Exercise instructions:
a - From the text on barefoot running, pull out the passage between "Dr. Nick Campitelli is a board" and "We Run Barefoot.", inclusive, copying it word for word.
b - Name every type of race that the text on barefoot running says Dr. Campitelli has completed.

Dr. Nick Campitelli is a board certified podiatrist, specializing in foot and ankle surgery. Originally certified as an athletic trainer, Dr. Campitelli continues to research and lecture on sports and running-related podiatric ailments. Today, Dr. Campitelli practices with Northeast Ohio Medical Associates and is an adjunct professor at the Ohio College of Podiatric Medicine. He is also an avid runner, having completed several marathons, half marathons, and 10k’s. Dr. Campitelli has taken a devoted interest in barefoot movement and running as a preventative measure for many foot maladies and currently lectures for Vibram FiveFingers regarding minimalist running. He also has a website called We Run Barefoot.
Dr. Nick Campitelli is a Medical and Health Advisor to the Natural Running Center
What does it mean to run “barefoot”? Many people hear the word and automatically think that the individual is removing their shoes and running outside on the road barefoot. While this may be true, I’d like to think of the term “barefoot running” as a particular gait pattern in which one strikes first on the forefoot (specifically the 4th and 5th Metatarsals) and gradually have the rest of the foot contact the ground. This style of running may be performed with or without shoes on, but the important concept to remember is that the shoe should not interfere with the way the foot strikes the ground. It is important to stress that I am not advising people to take off their shoes and start running. What I and many others are advising is that the proper way to run and cause the least amount of possibility for injury to the body is by “mimicking’ the way one lands on the feet when one is barefoot.This may or may not be performed with shoes on. The sole purpose of the shoe is to protect the foot from environmental factors that may cause injury to the foot or skin, and not provide cushion.

Records provided:
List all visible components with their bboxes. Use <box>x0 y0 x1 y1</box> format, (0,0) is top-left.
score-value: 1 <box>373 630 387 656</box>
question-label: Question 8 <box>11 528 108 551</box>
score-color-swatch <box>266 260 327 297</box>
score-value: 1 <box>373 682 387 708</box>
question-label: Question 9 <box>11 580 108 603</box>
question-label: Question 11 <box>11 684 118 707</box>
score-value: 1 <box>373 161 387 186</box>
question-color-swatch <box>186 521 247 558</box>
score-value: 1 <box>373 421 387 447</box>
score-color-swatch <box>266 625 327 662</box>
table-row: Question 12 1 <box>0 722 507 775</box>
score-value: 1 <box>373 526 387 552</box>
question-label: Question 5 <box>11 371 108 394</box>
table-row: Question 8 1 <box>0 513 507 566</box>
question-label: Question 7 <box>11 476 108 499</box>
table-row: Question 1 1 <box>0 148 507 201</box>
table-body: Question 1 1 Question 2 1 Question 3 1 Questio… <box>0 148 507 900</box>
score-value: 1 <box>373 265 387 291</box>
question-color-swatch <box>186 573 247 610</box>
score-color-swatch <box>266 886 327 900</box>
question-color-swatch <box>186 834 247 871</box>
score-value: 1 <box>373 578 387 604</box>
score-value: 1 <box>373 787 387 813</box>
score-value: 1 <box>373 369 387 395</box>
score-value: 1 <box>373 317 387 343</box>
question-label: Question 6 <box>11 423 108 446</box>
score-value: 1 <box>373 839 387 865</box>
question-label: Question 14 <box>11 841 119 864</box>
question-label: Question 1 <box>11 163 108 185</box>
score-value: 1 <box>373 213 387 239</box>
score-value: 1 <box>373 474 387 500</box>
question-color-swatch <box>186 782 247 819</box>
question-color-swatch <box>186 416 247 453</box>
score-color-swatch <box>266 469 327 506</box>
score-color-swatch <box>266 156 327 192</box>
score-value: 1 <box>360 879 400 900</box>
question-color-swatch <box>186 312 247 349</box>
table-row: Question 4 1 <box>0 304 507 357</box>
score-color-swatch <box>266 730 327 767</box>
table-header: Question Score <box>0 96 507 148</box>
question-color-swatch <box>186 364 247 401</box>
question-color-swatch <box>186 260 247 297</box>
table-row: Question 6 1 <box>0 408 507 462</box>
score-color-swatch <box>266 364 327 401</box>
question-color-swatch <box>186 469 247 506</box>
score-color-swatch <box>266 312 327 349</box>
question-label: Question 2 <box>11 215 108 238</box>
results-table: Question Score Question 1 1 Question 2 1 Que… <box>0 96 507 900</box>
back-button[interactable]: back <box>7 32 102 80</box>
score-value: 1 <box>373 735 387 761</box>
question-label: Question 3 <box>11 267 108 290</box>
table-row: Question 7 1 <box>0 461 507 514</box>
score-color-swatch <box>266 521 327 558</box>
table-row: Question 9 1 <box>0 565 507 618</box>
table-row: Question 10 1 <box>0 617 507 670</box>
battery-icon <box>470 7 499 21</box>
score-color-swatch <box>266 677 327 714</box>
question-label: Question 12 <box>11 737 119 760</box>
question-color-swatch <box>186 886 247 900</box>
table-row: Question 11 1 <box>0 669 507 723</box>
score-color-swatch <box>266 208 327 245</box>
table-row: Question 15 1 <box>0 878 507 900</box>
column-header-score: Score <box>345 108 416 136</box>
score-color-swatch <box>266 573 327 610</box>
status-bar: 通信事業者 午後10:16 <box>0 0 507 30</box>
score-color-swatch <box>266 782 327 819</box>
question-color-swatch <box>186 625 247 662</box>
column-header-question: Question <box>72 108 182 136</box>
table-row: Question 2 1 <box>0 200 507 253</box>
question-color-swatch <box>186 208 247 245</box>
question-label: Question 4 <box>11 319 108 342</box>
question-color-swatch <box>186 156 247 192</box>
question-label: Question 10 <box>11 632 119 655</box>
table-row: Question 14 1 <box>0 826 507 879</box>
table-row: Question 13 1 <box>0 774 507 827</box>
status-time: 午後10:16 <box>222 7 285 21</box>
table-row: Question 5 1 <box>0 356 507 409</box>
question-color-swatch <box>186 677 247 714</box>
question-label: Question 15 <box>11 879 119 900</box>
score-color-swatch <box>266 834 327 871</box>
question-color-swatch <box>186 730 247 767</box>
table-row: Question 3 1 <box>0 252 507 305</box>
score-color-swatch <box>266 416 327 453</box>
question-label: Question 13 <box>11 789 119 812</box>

Set of answers:
a -
Dr. Nick Campitelli is a board certified podiatrist, specializing in foot and ankle surgery. Originally certified as an athletic trainer, Dr. Campitelli continues to research and lecture on sports and running-related podiatric ailments. Today, Dr. Campitelli practices with Northeast Ohio Medical Associates and is an adjunct professor at the Ohio College of Podiatric Medicine. He is also an avid runner, having completed several marathons, half marathons, and 10k’s. Dr. Campitelli has taken a devoted interest in barefoot movement and running as a preventative measure for many foot maladies and currently lectures for Vibram FiveFingers regarding minimalist running. He also has a website called We Run Barefoot.

b - Marathons, half marathons, and 10k’s.